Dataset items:
* * *

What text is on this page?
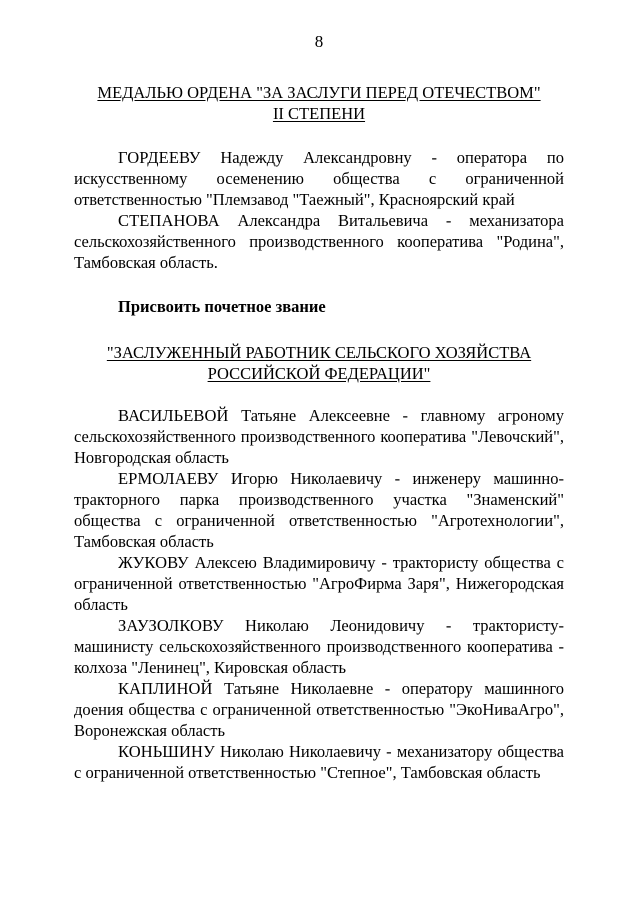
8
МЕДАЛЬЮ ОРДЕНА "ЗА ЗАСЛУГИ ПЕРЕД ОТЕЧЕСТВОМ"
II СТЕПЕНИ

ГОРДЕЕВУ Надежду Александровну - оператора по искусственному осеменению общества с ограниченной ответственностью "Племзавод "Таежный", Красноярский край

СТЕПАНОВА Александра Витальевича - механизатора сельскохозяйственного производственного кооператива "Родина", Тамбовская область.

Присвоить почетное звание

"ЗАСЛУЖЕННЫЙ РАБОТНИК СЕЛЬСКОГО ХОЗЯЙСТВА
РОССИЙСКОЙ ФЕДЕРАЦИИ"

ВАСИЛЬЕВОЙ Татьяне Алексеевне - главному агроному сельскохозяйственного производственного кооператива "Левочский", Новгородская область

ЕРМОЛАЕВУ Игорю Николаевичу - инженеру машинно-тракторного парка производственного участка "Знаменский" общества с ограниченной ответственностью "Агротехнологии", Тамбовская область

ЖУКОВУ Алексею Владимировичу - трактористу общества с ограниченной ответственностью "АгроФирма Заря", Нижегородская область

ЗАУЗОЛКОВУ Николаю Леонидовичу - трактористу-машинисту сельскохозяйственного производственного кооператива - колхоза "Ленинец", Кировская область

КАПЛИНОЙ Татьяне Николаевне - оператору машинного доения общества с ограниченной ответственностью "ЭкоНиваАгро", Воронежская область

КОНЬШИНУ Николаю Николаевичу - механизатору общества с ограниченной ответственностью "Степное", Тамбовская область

* * *

Where a line holds "ограниченной", copy that line.

ГОРДЕЕВУ Надежду Александровну - оператора по искусственному осеменению общества с ограниченной ответственностью "Племзавод "Таежный", Красноярский край
ЕРМОЛАЕВУ Игорю Николаевичу - инженеру машинно-тракторного парка производственного участка "Знаменский" общества с ограниченной ответственностью "Агротехнологии", Тамбовская область
ЖУКОВУ Алексею Владимировичу - трактористу общества с ограниченной ответственностью "АгроФирма Заря", Нижегородская область
КАПЛИНОЙ Татьяне Николаевне - оператору машинного доения общества с ограниченной ответственностью "ЭкоНиваАгро", Воронежская область
КОНЬШИНУ Николаю Николаевичу - механизатору общества с ограниченной ответственностью "Степное", Тамбовская область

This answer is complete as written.